— start of Data section —

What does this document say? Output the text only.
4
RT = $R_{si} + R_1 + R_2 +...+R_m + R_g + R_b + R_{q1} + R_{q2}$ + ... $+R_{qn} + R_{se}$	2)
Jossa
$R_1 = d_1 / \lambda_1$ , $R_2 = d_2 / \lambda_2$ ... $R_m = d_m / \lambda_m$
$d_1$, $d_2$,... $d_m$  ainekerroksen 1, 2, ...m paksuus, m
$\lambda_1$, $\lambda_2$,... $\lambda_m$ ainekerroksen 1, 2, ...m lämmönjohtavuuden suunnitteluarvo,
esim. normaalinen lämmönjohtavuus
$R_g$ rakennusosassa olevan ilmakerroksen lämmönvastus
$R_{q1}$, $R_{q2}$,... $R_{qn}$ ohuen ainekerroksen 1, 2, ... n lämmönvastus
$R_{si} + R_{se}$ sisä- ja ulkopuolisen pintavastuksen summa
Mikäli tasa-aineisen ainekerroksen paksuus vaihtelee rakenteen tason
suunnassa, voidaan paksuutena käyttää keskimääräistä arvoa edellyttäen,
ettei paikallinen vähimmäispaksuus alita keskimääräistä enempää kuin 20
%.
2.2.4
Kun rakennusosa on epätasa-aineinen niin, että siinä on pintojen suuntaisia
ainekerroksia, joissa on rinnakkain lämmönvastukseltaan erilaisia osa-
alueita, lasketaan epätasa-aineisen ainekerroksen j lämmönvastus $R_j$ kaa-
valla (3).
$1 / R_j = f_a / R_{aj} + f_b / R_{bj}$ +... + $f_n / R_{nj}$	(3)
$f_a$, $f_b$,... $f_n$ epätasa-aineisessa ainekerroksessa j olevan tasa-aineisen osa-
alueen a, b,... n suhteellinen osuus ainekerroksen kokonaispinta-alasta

— end of Data section —

To do | Each line of the material above must be retyped precisely.

Response |
What does this document say? Output the text only.
4
RT = $R_{si} + R_1 + R_2 +...+R_m + R_g + R_b + R_{q1} + R_{q2}$ + ... $+R_{qn} + R_{se}$	2)
Jossa
$R_1 = d_1 / \lambda_1$ , $R_2 = d_2 / \lambda_2$ ... $R_m = d_m / \lambda_m$
$d_1$, $d_2$,... $d_m$  ainekerroksen 1, 2, ...m paksuus, m
$\lambda_1$, $\lambda_2$,... $\lambda_m$ ainekerroksen 1, 2, ...m lämmönjohtavuuden suunnitteluarvo,
esim. normaalinen lämmönjohtavuus
$R_g$ rakennusosassa olevan ilmakerroksen lämmönvastus
$R_{q1}$, $R_{q2}$,... $R_{qn}$ ohuen ainekerroksen 1, 2, ... n lämmönvastus
$R_{si} + R_{se}$ sisä- ja ulkopuolisen pintavastuksen summa
Mikäli tasa-aineisen ainekerroksen paksuus vaihtelee rakenteen tason
suunnassa, voidaan paksuutena käyttää keskimääräistä arvoa edellyttäen,
ettei paikallinen vähimmäispaksuus alita keskimääräistä enempää kuin 20
%.
2.2.4
Kun rakennusosa on epätasa-aineinen niin, että siinä on pintojen suuntaisia
ainekerroksia, joissa on rinnakkain lämmönvastukseltaan erilaisia osa-
alueita, lasketaan epätasa-aineisen ainekerroksen j lämmönvastus $R_j$ kaa-
valla (3).
$1 / R_j = f_a / R_{aj} + f_b / R_{bj}$ +... + $f_n / R_{nj}$	(3)
$f_a$, $f_b$,... $f_n$ epätasa-aineisessa ainekerroksessa j olevan tasa-aineisen osa-
alueen a, b,... n suhteellinen osuus ainekerroksen kokonaispinta-alasta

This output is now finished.